____ MATERIAL SHOWN

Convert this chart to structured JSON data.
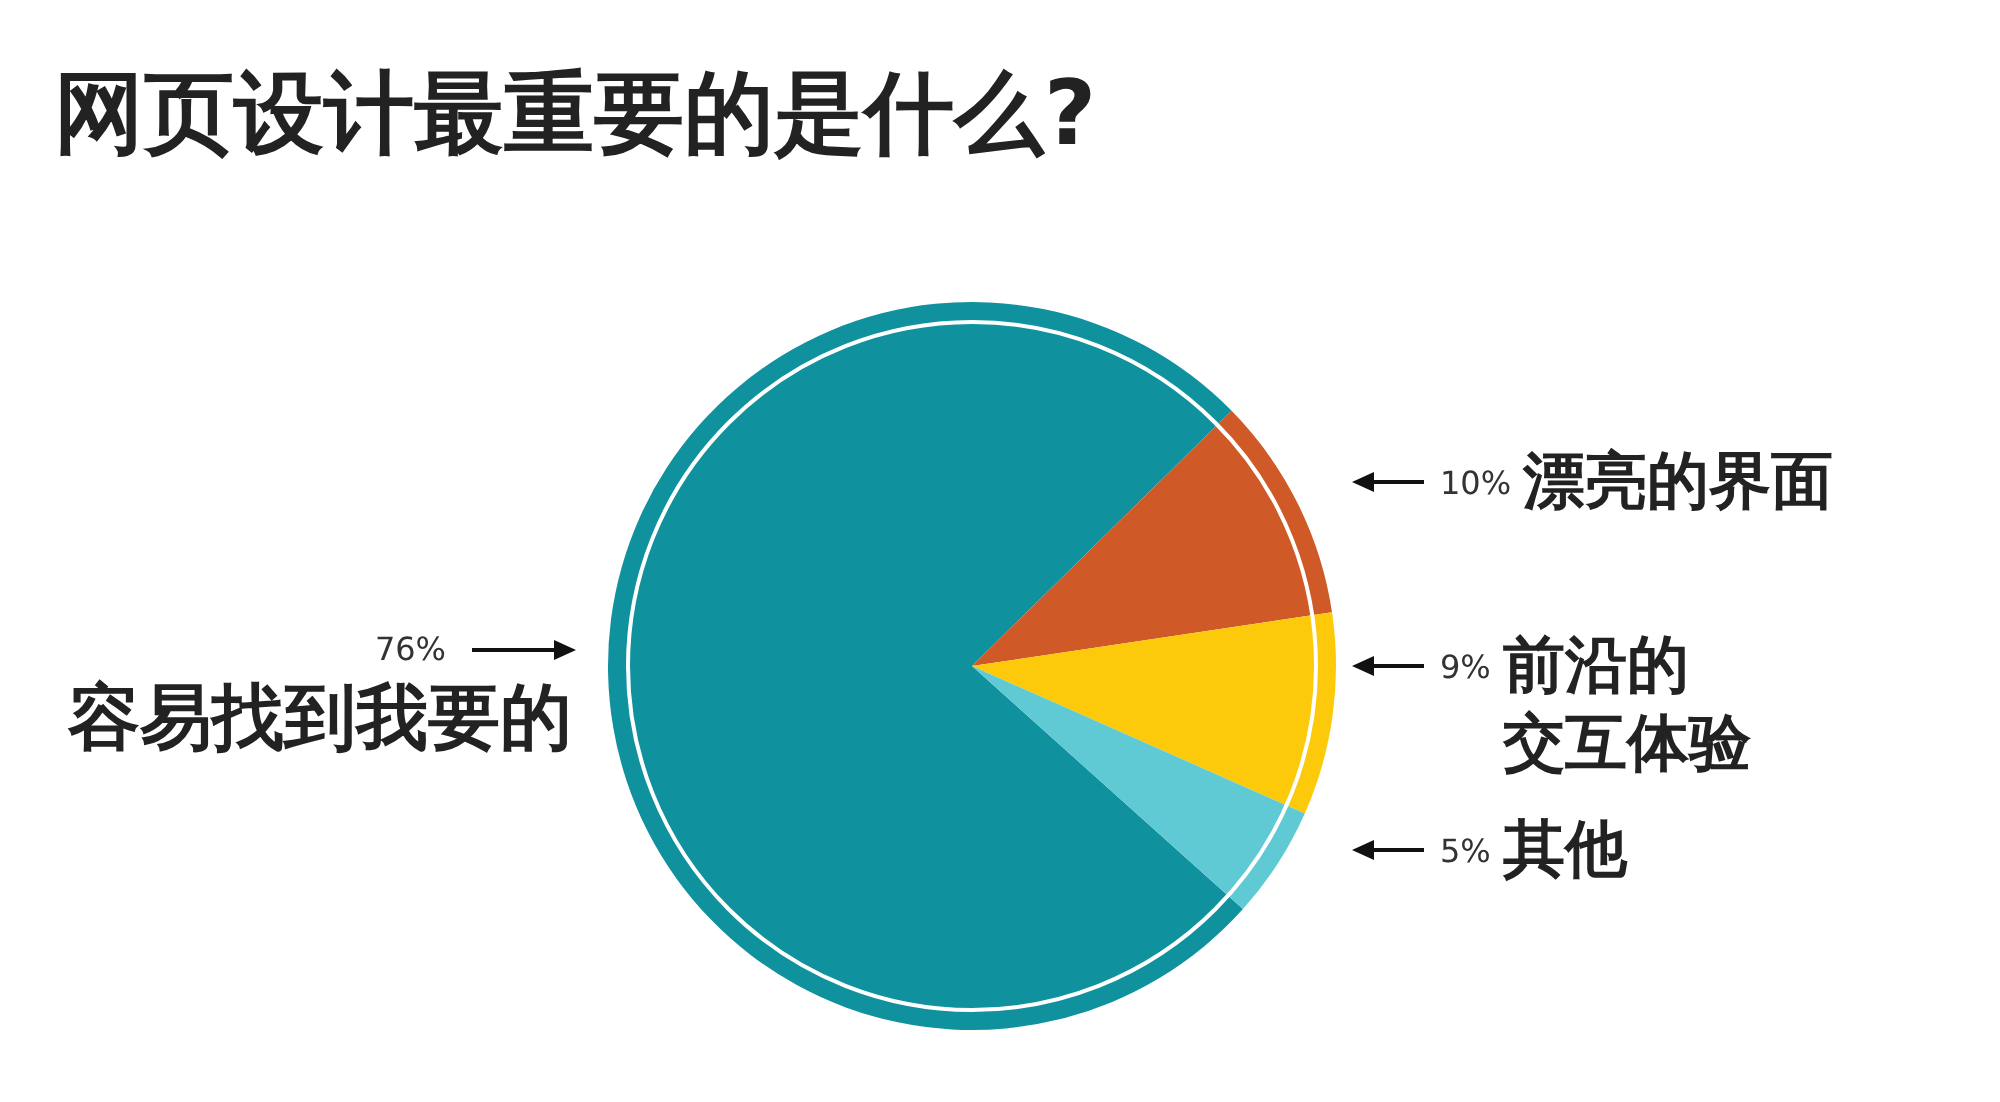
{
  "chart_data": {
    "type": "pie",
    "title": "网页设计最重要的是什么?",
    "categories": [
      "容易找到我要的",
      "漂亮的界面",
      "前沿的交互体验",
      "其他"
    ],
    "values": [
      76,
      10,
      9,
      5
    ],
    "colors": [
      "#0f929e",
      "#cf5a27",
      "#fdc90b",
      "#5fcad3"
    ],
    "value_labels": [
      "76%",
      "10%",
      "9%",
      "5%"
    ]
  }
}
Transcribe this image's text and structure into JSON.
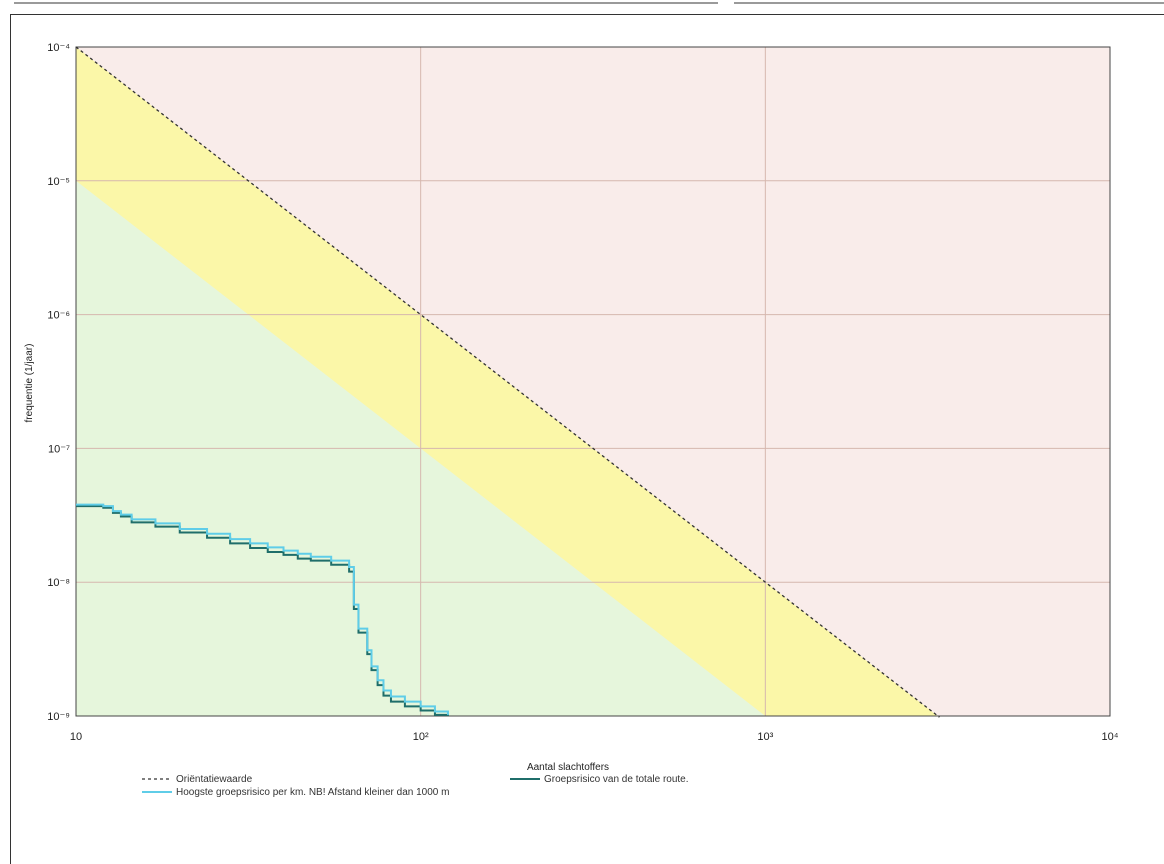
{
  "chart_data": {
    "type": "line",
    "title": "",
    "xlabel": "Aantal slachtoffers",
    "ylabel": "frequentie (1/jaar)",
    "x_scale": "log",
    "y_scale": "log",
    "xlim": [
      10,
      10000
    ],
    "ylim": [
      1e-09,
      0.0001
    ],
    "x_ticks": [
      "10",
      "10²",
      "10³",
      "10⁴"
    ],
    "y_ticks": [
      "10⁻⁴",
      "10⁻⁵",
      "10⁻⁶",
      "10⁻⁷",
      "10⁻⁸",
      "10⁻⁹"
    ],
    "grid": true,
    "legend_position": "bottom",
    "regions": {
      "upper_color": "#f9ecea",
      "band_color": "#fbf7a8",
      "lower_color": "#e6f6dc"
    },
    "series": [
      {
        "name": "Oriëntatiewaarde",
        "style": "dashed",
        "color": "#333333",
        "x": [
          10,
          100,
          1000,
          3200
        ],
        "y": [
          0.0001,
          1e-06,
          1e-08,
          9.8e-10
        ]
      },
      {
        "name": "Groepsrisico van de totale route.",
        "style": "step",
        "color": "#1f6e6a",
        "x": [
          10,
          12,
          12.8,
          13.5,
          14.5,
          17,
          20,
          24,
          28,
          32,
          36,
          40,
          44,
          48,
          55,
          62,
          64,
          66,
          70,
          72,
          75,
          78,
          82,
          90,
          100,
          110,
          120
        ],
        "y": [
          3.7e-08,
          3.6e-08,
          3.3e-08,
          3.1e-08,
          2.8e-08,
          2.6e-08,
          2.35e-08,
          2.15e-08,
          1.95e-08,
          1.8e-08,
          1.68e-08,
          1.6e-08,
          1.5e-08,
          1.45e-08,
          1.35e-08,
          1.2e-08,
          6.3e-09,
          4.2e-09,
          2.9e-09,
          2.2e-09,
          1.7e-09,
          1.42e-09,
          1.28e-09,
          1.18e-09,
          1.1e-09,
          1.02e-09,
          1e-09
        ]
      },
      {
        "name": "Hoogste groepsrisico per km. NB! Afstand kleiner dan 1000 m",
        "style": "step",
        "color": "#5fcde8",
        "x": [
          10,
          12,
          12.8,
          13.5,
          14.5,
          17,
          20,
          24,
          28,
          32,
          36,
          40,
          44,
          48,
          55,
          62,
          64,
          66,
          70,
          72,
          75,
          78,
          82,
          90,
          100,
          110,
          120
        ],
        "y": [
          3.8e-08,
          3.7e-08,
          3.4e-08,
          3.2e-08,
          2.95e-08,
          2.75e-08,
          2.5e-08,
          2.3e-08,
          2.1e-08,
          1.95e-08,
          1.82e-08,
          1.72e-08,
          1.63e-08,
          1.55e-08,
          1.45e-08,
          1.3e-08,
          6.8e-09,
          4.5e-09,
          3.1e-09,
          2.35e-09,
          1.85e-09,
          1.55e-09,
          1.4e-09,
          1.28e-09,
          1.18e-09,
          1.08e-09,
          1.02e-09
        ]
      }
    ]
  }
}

________

* EXERCISE: Write out all the entries exactly, except for the pictures.

* EXERCISE RESULT:
Convert this chart to structured JSON data.
{
  "chart_data": {
    "type": "pie",
    "title": "网页设计最重要的是什么?",
    "categories": [
      "容易找到我要的",
      "漂亮的界面",
      "前沿的交互体验",
      "其他"
    ],
    "values": [
      76,
      10,
      9,
      5
    ],
    "colors": [
      "#0f929e",
      "#cf5a27",
      "#fdc90b",
      "#5fcad3"
    ],
    "value_labels": [
      "76%",
      "10%",
      "9%",
      "5%"
    ]
  }
}
Transcribe this image's text and structure into JSON.
{
  "chart_data": {
    "type": "line",
    "title": "",
    "xlabel": "Aantal slachtoffers",
    "ylabel": "frequentie (1/jaar)",
    "x_scale": "log",
    "y_scale": "log",
    "xlim": [
      10,
      10000
    ],
    "ylim": [
      1e-09,
      0.0001
    ],
    "x_ticks": [
      "10",
      "10²",
      "10³",
      "10⁴"
    ],
    "y_ticks": [
      "10⁻⁴",
      "10⁻⁵",
      "10⁻⁶",
      "10⁻⁷",
      "10⁻⁸",
      "10⁻⁹"
    ],
    "grid": true,
    "legend_position": "bottom",
    "regions": {
      "upper_color": "#f9ecea",
      "band_color": "#fbf7a8",
      "lower_color": "#e6f6dc"
    },
    "series": [
      {
        "name": "Oriëntatiewaarde",
        "style": "dashed",
        "color": "#333333",
        "x": [
          10,
          100,
          1000,
          3200
        ],
        "y": [
          0.0001,
          1e-06,
          1e-08,
          9.8e-10
        ]
      },
      {
        "name": "Groepsrisico van de totale route.",
        "style": "step",
        "color": "#1f6e6a",
        "x": [
          10,
          12,
          12.8,
          13.5,
          14.5,
          17,
          20,
          24,
          28,
          32,
          36,
          40,
          44,
          48,
          55,
          62,
          64,
          66,
          70,
          72,
          75,
          78,
          82,
          90,
          100,
          110,
          120
        ],
        "y": [
          3.7e-08,
          3.6e-08,
          3.3e-08,
          3.1e-08,
          2.8e-08,
          2.6e-08,
          2.35e-08,
          2.15e-08,
          1.95e-08,
          1.8e-08,
          1.68e-08,
          1.6e-08,
          1.5e-08,
          1.45e-08,
          1.35e-08,
          1.2e-08,
          6.3e-09,
          4.2e-09,
          2.9e-09,
          2.2e-09,
          1.7e-09,
          1.42e-09,
          1.28e-09,
          1.18e-09,
          1.1e-09,
          1.02e-09,
          1e-09
        ]
      },
      {
        "name": "Hoogste groepsrisico per km. NB! Afstand kleiner dan 1000 m",
        "style": "step",
        "color": "#5fcde8",
        "x": [
          10,
          12,
          12.8,
          13.5,
          14.5,
          17,
          20,
          24,
          28,
          32,
          36,
          40,
          44,
          48,
          55,
          62,
          64,
          66,
          70,
          72,
          75,
          78,
          82,
          90,
          100,
          110,
          120
        ],
        "y": [
          3.8e-08,
          3.7e-08,
          3.4e-08,
          3.2e-08,
          2.95e-08,
          2.75e-08,
          2.5e-08,
          2.3e-08,
          2.1e-08,
          1.95e-08,
          1.82e-08,
          1.72e-08,
          1.63e-08,
          1.55e-08,
          1.45e-08,
          1.3e-08,
          6.8e-09,
          4.5e-09,
          3.1e-09,
          2.35e-09,
          1.85e-09,
          1.55e-09,
          1.4e-09,
          1.28e-09,
          1.18e-09,
          1.08e-09,
          1.02e-09
        ]
      }
    ]
  }
}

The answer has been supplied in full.